• **Problem**:
Extract every line of the material that holds the string "this".

--- begin Task inputs ---

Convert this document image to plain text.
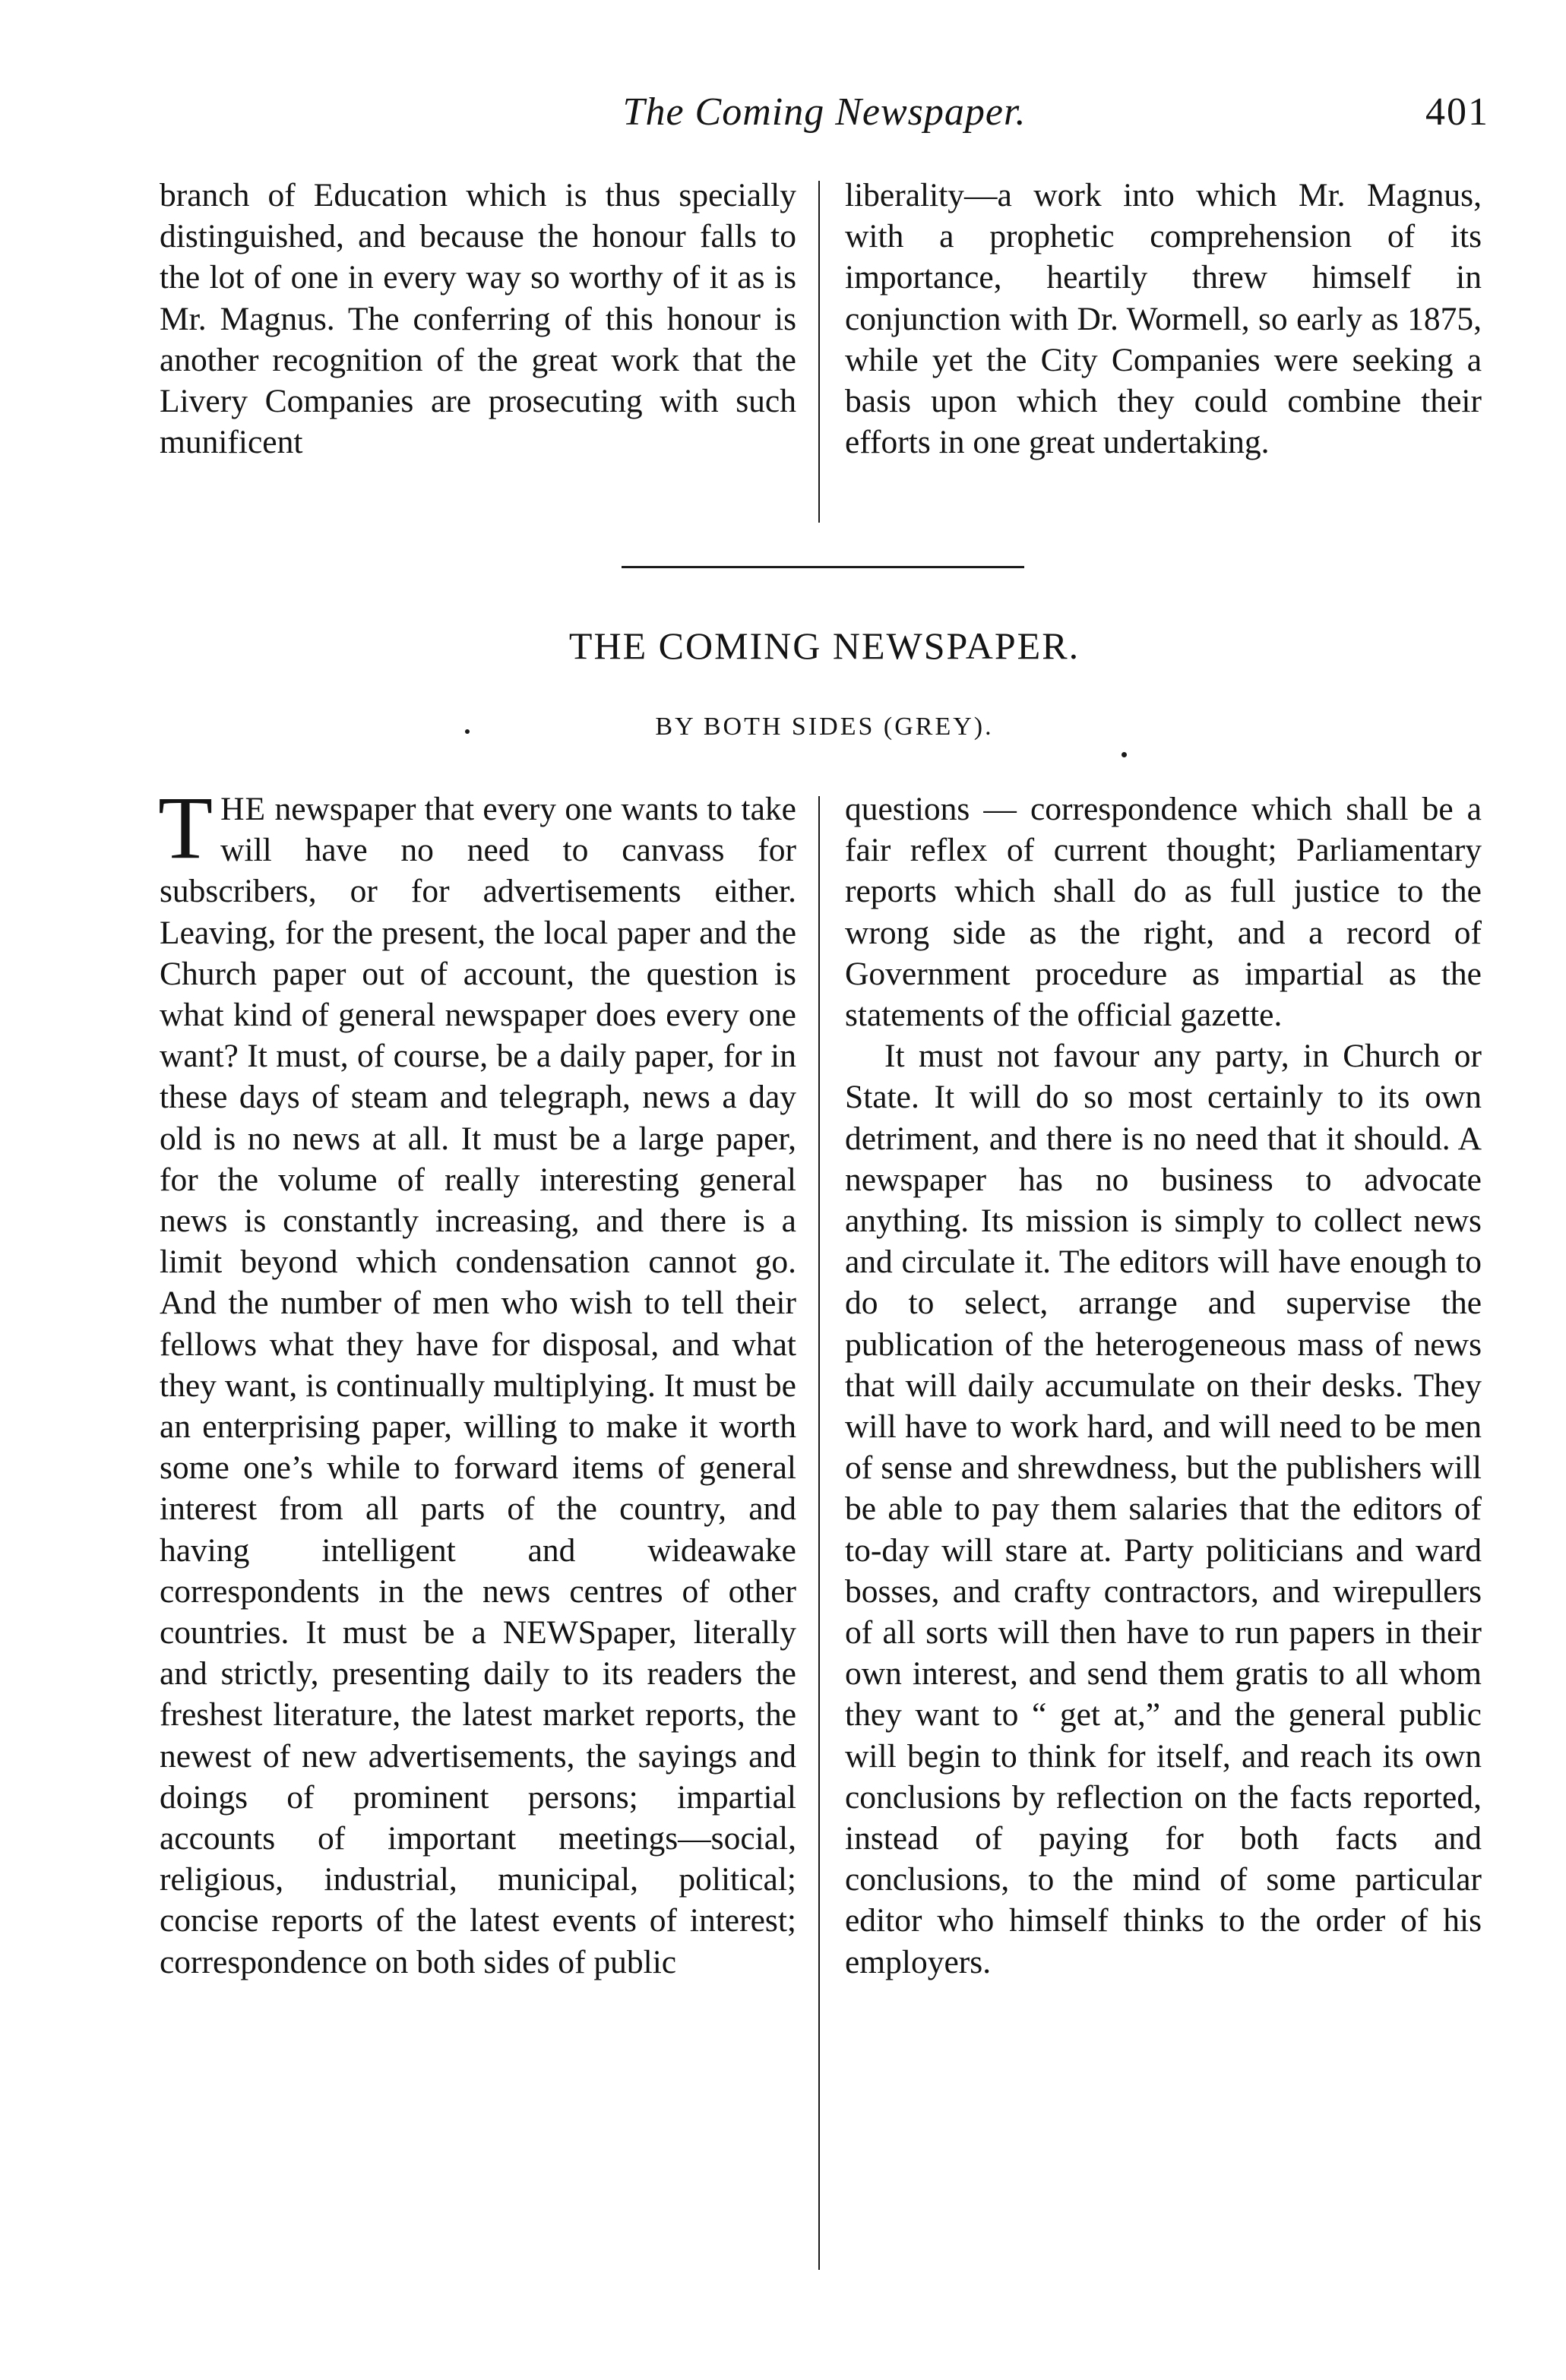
The Coming Newspaper.	401

branch of Education which is thus specially distinguished, and because the honour falls to the lot of one in every way so worthy of it as is Mr. Magnus. The conferring of this honour is another recognition of the great work that the Livery Companies are prosecuting with such munificent

liberality—a work into which Mr. Magnus, with a prophetic comprehension of its importance, heartily threw himself in conjunction with Dr. Wormell, so early as 1875, while yet the City Companies were seeking a basis upon which they could combine their efforts in one great undertaking.

THE COMING NEWSPAPER.
BY BOTH SIDES (GREY).

THE newspaper that every one wants to take will have no need to canvass for subscribers, or for advertisements either. Leaving, for the present, the local paper and the Church paper out of account, the question is what kind of general newspaper does every one want? It must, of course, be a daily paper, for in these days of steam and telegraph, news a day old is no news at all. It must be a large paper, for the volume of really interesting general news is constantly increasing, and there is a limit beyond which condensation cannot go. And the number of men who wish to tell their fellows what they have for disposal, and what they want, is continually multiplying. It must be an enterprising paper, willing to make it worth some one’s while to forward items of general interest from all parts of the country, and having intelligent and wideawake correspondents in the news centres of other countries. It must be a NEWSpaper, literally and strictly, presenting daily to its readers the freshest literature, the latest market reports, the newest of new advertisements, the sayings and doings of prominent persons; impartial accounts of important meetings—social, religious, industrial, municipal, political; concise reports of the latest events of interest; correspondence on both sides of public

questions — correspondence which shall be a fair reflex of current thought; Parliamentary reports which shall do as full justice to the wrong side as the right, and a record of Government procedure as impartial as the statements of the official gazette.

It must not favour any party, in Church or State. It will do so most certainly to its own detriment, and there is no need that it should. A newspaper has no business to advocate anything. Its mission is simply to collect news and circulate it. The editors will have enough to do to select, arrange and supervise the publication of the heterogeneous mass of news that will daily accumulate on their desks. They will have to work hard, and will need to be men of sense and shrewdness, but the publishers will be able to pay them salaries that the editors of to-day will stare at. Party politicians and ward bosses, and crafty contractors, and wirepullers of all sorts will then have to run papers in their own interest, and send them gratis to all whom they want to “ get at,” and the general public will begin to think for itself, and reach its own conclusions by reflection on the facts reported, instead of paying for both facts and conclusions, to the mind of some particular editor who himself thinks to the order of his employers.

--- end Task inputs ---

• **Result below**:
Convert this document image to plain text.
branch of Education which is thus specially distinguished, and because the honour falls to the lot of one in every way so worthy of it as is Mr. Magnus. The conferring of this honour is another recognition of the great work that the Livery Companies are prosecuting with such munificent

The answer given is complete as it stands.